**Work required**. Check the listing below line by line and report how many lines hold "this", with no other words.

**Dataset records**.
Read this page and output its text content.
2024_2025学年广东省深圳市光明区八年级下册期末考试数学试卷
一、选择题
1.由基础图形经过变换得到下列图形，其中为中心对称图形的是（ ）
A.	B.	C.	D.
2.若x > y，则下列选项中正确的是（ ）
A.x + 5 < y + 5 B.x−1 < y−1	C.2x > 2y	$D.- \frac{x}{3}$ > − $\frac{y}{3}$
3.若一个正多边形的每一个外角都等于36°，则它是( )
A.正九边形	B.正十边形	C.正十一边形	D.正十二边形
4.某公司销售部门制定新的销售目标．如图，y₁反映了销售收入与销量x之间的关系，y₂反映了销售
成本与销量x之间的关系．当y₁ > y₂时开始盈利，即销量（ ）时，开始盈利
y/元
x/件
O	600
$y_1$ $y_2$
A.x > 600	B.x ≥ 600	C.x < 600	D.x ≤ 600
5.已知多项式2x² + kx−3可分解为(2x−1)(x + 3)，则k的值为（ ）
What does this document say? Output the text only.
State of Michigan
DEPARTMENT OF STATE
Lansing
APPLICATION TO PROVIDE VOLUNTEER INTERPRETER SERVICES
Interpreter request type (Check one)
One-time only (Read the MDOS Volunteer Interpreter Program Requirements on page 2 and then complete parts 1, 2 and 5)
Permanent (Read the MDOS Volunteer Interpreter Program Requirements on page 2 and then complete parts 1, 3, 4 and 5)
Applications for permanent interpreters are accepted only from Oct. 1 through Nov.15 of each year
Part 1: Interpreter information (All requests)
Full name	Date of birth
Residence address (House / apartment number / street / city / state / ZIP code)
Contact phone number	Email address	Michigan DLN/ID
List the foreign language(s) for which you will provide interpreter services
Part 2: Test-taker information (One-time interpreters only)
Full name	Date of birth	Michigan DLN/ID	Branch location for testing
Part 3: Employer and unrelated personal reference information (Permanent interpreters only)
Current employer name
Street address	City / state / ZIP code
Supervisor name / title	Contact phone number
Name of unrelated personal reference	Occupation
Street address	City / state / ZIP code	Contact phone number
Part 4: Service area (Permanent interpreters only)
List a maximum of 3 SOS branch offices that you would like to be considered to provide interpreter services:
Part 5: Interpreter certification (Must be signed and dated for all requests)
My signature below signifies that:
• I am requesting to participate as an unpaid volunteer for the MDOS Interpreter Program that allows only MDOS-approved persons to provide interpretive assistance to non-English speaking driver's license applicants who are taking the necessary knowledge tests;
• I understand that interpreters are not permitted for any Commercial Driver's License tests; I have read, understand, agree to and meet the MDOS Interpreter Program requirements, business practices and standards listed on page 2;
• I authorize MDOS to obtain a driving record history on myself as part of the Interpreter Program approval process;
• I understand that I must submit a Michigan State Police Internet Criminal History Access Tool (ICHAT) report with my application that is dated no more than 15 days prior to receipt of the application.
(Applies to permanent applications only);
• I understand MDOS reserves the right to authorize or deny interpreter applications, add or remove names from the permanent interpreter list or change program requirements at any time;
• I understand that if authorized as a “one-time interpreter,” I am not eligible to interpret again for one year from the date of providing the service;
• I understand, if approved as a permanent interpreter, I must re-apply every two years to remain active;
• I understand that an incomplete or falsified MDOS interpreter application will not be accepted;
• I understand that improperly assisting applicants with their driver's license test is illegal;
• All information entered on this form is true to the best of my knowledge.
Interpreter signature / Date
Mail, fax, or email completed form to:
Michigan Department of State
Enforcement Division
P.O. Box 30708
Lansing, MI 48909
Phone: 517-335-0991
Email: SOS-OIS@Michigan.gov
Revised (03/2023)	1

**Full solution**. 3